# DO THIS
Scan the entries below for the word "time". Copy each line that has it.

# EXTRACTED INFORMATION
____

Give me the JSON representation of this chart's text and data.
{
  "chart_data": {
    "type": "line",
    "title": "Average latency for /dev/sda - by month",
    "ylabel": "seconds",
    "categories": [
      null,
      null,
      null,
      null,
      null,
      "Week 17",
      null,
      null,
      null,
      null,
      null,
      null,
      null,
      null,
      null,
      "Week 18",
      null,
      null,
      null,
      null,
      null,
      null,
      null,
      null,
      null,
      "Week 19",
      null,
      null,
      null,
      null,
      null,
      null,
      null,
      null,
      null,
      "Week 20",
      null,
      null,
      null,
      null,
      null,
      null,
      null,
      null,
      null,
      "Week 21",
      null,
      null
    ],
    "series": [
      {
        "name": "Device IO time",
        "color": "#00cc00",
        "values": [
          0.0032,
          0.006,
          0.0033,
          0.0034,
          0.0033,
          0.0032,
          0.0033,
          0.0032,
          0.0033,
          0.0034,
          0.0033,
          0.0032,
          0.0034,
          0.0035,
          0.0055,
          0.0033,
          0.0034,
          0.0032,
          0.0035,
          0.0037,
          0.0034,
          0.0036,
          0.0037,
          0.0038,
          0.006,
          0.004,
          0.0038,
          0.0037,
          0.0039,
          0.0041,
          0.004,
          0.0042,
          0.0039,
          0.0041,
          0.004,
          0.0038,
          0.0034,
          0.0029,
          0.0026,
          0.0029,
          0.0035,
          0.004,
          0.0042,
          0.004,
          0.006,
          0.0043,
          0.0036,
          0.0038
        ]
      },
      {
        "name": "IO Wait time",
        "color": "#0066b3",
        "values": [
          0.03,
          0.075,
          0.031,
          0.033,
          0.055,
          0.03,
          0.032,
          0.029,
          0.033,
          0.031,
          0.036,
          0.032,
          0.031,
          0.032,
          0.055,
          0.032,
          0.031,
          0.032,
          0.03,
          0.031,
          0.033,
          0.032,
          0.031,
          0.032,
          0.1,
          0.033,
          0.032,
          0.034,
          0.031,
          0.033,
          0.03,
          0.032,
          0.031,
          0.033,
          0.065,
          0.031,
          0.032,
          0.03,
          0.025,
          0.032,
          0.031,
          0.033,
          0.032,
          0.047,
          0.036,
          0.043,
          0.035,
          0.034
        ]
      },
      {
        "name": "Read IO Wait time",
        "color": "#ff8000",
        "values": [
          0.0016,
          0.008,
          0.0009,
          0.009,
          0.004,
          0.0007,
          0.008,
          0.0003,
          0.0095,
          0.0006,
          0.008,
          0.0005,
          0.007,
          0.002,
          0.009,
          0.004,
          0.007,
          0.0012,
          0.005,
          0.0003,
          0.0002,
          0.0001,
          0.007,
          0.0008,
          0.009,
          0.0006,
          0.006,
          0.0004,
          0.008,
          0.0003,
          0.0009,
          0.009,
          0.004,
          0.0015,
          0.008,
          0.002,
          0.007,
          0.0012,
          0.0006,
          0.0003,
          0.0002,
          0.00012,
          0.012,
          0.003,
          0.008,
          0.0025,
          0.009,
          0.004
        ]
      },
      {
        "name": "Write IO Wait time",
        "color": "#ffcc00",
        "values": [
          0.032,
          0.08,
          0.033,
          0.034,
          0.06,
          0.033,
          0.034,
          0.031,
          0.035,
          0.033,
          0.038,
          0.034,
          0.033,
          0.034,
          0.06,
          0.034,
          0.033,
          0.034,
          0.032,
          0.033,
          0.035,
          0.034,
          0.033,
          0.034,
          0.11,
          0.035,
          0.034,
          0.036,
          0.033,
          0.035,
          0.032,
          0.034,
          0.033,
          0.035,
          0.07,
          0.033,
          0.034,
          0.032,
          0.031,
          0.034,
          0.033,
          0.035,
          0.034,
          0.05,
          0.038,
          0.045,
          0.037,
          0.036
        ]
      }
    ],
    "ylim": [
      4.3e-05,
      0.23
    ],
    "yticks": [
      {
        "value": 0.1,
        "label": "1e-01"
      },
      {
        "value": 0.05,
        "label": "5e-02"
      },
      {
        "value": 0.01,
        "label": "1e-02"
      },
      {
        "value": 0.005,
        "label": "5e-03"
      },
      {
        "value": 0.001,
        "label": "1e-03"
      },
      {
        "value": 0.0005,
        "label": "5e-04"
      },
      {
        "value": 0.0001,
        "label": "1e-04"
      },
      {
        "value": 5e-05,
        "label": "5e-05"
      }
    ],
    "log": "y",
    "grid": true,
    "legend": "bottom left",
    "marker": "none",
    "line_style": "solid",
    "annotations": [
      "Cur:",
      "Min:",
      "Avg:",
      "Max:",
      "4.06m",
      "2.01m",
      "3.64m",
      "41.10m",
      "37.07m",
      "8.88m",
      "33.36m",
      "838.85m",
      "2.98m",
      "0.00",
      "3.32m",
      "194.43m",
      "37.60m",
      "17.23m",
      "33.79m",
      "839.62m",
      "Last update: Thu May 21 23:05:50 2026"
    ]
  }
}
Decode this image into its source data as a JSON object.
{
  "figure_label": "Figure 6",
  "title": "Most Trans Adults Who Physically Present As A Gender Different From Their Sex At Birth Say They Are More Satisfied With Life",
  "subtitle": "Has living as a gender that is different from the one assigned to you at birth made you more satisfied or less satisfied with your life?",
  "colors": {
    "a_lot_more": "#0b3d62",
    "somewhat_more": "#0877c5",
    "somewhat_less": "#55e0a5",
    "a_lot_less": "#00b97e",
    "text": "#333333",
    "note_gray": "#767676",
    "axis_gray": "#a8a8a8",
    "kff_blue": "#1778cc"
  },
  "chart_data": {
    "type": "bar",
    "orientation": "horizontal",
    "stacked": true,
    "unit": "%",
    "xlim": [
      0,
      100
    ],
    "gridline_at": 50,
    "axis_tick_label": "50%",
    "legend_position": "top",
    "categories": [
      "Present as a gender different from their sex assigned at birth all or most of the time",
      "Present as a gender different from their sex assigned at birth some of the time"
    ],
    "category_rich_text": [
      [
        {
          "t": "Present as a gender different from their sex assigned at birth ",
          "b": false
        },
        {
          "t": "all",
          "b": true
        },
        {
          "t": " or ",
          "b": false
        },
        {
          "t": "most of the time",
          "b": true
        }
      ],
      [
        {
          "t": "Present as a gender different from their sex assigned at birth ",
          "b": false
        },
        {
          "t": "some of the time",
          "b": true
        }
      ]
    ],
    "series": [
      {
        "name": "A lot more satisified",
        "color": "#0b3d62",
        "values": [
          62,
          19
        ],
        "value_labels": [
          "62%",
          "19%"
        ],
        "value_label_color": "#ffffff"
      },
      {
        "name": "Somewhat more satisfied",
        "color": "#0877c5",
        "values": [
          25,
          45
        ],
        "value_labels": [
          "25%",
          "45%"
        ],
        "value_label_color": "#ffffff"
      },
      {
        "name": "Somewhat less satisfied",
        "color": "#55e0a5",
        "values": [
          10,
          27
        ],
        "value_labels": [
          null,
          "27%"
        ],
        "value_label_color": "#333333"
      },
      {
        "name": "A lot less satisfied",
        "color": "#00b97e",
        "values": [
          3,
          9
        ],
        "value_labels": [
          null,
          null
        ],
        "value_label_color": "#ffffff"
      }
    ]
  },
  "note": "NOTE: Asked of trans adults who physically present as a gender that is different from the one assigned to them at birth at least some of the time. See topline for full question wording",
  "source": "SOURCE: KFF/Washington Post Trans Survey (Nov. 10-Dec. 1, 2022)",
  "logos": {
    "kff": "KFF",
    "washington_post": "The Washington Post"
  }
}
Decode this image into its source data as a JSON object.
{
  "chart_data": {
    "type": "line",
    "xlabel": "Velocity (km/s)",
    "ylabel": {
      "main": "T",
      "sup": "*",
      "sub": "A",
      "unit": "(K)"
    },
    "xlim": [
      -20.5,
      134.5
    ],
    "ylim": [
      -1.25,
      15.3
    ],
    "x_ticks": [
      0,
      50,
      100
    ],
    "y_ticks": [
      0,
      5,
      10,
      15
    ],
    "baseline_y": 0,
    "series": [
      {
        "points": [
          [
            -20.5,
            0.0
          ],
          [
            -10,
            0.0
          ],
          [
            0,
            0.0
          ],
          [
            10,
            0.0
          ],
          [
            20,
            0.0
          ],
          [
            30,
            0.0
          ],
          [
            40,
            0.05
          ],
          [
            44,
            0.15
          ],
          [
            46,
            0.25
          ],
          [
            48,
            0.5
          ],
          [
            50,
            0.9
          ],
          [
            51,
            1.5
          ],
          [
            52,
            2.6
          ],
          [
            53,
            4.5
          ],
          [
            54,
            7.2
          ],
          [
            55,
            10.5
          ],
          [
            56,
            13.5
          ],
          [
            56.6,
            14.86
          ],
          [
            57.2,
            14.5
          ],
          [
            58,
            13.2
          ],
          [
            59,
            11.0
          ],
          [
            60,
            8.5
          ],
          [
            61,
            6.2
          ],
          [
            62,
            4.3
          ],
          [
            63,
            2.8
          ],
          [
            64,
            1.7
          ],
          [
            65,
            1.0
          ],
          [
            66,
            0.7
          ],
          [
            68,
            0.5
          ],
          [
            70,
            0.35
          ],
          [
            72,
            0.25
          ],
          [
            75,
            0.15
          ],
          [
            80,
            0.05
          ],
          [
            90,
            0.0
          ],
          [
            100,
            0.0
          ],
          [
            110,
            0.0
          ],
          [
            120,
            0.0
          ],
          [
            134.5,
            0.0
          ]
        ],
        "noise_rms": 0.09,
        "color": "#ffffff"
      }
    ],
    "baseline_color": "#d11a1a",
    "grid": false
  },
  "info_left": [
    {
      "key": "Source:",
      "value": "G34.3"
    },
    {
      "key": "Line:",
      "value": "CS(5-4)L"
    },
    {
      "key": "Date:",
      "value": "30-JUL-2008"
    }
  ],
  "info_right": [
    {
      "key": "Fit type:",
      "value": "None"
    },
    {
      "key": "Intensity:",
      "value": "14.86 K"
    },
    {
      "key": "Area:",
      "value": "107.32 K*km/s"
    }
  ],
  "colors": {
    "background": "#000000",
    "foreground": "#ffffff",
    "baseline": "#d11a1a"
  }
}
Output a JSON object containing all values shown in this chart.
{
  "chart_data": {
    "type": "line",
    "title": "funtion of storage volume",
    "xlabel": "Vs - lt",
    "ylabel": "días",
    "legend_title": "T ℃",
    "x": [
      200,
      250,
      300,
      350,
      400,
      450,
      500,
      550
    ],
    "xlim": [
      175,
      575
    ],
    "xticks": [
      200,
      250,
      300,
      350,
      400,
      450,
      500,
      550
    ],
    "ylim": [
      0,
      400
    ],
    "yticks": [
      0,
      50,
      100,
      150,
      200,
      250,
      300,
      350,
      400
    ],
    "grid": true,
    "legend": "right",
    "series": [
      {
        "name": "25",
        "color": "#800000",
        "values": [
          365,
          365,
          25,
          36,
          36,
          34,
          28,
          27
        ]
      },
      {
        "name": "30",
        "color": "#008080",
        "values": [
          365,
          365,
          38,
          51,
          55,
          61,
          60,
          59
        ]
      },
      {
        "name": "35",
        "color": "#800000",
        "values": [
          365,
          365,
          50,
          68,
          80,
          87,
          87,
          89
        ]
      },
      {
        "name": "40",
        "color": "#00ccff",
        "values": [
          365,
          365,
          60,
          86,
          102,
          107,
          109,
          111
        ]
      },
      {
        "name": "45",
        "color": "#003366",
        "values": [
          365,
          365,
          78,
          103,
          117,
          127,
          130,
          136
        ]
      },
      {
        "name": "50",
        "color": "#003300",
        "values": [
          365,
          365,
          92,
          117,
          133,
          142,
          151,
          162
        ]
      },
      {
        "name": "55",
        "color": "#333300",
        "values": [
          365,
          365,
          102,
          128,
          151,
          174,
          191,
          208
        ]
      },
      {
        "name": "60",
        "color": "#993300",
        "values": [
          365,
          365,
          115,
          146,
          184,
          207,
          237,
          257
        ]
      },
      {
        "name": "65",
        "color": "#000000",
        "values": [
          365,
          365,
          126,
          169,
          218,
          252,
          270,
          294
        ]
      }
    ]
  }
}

____

# SOLUTION FOR THIS EXERCISE
        "name": "Device IO time",
        "name": "IO Wait time",
        "name": "Read IO Wait time",
        "name": "Write IO Wait time",
      "Present as a gender different from their sex assigned at birth all or most of the time",
      "Present as a gender different from their sex assigned at birth some of the time"
          "t": "most of the time",
          "t": "some of the time",
  "note": "NOTE: Asked of trans adults who physically present as a gender that is different from the one assigned to them at birth at least some of the time. See topline for full question wording",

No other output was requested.